▸ TASK DESCRIPTION:
Check each line of the data for "BIBTEX" and select those that have it.

Data entries
• • • • • • •

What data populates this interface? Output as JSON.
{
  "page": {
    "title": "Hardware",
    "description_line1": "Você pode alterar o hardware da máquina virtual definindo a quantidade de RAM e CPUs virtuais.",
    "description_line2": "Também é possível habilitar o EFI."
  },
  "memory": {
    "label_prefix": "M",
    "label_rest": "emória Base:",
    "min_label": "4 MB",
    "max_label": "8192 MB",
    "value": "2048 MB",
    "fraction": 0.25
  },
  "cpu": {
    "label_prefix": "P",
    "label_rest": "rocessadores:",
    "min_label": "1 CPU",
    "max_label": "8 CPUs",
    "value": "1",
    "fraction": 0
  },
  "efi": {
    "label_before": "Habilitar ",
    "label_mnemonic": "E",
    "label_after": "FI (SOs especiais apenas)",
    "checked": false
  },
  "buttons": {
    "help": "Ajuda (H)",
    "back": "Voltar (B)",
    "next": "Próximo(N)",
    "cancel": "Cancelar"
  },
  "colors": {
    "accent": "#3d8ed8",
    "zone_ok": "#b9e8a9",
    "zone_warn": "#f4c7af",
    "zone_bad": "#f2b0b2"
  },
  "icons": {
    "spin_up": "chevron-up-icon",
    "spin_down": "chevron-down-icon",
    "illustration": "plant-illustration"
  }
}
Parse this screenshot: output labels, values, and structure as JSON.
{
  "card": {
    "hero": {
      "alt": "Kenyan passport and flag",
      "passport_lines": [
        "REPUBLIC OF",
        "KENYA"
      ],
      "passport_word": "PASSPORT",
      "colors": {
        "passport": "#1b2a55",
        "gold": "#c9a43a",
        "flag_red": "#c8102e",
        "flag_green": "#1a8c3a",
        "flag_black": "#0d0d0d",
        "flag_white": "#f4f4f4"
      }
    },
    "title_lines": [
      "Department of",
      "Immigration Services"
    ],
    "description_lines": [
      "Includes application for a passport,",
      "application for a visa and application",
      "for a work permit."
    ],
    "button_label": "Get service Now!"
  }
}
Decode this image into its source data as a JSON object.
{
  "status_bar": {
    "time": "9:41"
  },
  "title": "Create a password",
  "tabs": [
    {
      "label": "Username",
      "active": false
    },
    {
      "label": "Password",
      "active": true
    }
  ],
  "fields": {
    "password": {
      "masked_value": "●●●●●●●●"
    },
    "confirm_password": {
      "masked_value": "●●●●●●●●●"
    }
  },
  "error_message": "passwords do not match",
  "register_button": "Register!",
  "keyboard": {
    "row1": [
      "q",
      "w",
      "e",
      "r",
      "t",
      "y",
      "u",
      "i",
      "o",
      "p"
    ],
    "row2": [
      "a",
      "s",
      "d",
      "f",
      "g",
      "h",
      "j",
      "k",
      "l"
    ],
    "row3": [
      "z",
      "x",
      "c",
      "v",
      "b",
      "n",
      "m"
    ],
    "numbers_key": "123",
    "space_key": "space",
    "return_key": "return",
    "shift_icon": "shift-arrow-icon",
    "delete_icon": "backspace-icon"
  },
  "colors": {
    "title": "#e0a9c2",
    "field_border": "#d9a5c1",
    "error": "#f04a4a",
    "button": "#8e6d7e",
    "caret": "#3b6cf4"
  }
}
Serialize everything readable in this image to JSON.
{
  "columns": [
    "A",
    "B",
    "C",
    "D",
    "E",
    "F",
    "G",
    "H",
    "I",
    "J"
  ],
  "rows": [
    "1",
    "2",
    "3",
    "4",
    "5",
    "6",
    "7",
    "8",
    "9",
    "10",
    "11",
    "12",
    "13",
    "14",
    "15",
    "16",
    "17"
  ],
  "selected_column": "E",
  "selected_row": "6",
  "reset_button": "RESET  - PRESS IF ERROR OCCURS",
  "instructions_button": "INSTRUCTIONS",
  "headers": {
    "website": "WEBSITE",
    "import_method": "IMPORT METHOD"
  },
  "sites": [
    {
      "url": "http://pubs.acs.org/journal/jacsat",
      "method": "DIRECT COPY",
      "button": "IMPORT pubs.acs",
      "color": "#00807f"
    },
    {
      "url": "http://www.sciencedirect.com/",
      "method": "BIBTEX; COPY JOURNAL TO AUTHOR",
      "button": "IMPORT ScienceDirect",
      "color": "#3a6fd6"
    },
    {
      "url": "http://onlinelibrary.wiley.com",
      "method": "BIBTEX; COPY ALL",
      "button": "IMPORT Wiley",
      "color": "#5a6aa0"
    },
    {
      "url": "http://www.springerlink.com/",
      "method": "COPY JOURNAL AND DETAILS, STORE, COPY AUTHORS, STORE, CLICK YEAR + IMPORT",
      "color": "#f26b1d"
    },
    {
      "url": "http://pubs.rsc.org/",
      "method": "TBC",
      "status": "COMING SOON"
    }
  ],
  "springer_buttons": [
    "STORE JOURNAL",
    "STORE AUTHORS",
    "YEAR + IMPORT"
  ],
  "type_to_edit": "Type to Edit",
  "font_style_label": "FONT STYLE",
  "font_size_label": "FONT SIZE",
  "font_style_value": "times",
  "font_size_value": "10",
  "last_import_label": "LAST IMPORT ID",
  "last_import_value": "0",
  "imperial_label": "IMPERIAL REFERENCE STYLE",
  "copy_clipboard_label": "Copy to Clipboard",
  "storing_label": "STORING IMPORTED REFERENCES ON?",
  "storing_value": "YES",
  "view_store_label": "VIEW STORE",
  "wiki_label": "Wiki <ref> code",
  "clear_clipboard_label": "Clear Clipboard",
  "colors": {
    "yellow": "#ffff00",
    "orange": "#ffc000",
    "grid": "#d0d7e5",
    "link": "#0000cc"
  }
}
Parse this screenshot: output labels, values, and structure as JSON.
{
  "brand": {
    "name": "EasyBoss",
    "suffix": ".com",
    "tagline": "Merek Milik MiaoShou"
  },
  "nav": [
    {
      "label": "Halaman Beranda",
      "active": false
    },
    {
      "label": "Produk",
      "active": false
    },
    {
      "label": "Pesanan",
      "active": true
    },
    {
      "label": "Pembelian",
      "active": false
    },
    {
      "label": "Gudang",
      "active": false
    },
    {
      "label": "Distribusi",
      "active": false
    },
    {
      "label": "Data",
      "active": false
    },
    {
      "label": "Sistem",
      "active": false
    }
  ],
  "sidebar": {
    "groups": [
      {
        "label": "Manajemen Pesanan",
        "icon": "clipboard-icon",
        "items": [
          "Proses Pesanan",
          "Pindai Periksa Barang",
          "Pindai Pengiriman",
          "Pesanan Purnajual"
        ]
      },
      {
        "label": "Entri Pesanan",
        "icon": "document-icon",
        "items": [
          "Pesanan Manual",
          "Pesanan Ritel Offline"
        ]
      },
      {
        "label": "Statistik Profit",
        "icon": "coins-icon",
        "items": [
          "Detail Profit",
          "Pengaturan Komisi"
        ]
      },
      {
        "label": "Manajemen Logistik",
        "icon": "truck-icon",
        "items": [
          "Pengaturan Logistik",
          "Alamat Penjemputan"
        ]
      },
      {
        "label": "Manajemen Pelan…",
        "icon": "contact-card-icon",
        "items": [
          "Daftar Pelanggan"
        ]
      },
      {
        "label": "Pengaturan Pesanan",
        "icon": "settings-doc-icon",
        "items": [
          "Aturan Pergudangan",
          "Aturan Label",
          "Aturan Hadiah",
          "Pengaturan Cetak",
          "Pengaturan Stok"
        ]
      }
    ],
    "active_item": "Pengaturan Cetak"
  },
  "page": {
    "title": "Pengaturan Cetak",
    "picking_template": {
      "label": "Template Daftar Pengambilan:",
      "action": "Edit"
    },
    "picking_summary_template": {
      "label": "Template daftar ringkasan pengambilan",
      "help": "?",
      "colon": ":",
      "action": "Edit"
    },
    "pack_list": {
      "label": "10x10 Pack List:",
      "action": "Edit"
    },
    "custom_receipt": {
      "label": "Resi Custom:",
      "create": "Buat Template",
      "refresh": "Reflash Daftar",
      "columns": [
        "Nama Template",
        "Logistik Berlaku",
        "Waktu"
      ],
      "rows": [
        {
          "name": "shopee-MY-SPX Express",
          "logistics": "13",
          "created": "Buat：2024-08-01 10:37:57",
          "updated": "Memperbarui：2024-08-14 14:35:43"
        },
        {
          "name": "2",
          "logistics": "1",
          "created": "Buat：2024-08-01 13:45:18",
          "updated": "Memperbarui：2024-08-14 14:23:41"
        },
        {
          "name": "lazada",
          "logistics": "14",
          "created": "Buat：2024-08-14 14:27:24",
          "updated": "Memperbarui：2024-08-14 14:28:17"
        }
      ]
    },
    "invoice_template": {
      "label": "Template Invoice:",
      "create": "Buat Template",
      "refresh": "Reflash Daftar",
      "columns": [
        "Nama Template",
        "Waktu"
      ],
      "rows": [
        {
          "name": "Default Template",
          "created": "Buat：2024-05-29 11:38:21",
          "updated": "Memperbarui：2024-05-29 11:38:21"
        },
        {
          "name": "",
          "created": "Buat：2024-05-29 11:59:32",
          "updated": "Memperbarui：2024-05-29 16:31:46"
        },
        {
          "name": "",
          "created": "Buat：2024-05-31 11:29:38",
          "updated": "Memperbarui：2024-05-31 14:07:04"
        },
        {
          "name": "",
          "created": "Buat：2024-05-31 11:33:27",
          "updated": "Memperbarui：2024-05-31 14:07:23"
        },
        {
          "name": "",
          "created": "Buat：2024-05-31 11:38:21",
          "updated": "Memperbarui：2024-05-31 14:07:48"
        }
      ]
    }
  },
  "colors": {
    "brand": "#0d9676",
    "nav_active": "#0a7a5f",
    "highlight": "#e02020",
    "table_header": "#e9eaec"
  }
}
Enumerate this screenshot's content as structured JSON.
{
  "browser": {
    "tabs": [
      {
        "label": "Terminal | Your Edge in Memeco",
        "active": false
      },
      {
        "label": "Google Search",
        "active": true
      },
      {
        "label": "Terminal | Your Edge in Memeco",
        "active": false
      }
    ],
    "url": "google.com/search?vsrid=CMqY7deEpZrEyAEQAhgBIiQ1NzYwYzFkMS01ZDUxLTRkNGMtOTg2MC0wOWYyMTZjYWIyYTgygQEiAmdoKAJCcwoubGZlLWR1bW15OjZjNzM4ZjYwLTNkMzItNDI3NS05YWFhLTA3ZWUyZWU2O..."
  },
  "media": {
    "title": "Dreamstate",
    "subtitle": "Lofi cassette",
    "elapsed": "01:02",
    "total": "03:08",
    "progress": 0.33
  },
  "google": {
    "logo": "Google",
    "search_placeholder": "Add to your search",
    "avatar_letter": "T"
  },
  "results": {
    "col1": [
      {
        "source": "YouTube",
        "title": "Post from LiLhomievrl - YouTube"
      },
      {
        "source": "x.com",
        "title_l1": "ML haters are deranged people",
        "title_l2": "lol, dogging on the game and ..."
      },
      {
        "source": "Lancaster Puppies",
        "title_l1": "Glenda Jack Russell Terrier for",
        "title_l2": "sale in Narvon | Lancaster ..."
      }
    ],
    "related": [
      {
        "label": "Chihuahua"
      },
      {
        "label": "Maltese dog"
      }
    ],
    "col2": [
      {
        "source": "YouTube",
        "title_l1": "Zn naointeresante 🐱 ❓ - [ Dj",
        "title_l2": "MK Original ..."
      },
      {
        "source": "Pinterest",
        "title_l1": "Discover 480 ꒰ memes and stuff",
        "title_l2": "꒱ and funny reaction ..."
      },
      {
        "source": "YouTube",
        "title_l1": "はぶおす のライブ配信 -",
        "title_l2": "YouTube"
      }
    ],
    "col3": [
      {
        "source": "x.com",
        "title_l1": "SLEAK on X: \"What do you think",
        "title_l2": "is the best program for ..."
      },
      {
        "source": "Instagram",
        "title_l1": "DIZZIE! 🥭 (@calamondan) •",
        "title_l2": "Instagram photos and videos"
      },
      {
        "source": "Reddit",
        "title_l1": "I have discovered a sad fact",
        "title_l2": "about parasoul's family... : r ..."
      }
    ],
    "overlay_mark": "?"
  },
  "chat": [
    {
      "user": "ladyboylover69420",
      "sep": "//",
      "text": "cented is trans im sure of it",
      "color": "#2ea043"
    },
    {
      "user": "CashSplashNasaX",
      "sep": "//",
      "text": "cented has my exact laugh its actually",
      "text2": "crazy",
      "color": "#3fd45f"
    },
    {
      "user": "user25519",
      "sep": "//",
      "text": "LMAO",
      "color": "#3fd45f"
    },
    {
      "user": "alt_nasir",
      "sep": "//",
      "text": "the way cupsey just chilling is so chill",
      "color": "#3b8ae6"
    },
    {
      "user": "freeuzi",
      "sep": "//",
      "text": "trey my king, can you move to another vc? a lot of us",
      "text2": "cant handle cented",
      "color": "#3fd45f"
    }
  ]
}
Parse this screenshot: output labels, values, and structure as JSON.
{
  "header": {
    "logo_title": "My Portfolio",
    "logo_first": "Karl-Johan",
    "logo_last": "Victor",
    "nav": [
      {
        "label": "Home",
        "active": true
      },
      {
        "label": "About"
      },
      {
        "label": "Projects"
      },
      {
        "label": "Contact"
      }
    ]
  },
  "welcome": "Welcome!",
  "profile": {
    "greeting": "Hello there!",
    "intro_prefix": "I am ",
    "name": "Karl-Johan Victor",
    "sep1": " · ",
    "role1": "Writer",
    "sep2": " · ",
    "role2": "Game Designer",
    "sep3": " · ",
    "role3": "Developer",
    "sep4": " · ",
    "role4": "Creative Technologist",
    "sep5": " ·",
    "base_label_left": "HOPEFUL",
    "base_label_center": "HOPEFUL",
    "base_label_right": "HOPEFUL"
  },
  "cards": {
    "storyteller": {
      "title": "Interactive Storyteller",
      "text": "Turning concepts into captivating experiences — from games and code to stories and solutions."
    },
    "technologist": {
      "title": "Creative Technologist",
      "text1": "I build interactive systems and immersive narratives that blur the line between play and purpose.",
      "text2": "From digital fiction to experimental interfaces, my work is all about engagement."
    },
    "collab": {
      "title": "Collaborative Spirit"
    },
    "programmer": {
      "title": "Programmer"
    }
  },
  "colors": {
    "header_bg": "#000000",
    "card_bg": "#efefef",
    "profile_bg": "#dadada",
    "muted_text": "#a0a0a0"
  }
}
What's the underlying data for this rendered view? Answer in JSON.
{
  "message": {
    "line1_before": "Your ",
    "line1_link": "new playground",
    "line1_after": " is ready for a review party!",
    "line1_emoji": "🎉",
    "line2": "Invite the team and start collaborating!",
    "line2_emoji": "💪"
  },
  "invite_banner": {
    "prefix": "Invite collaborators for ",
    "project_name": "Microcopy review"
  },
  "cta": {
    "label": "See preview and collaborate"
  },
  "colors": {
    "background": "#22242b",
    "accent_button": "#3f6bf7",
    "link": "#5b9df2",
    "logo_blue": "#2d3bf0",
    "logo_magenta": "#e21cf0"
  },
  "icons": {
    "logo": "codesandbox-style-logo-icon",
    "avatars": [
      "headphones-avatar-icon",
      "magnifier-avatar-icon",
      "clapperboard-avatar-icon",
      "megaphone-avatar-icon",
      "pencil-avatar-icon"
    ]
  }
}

• • • • • • •

▸ FULL ANSWER:
      "method": "BIBTEX; COPY JOURNAL TO AUTHOR",
      "method": "BIBTEX; COPY ALL",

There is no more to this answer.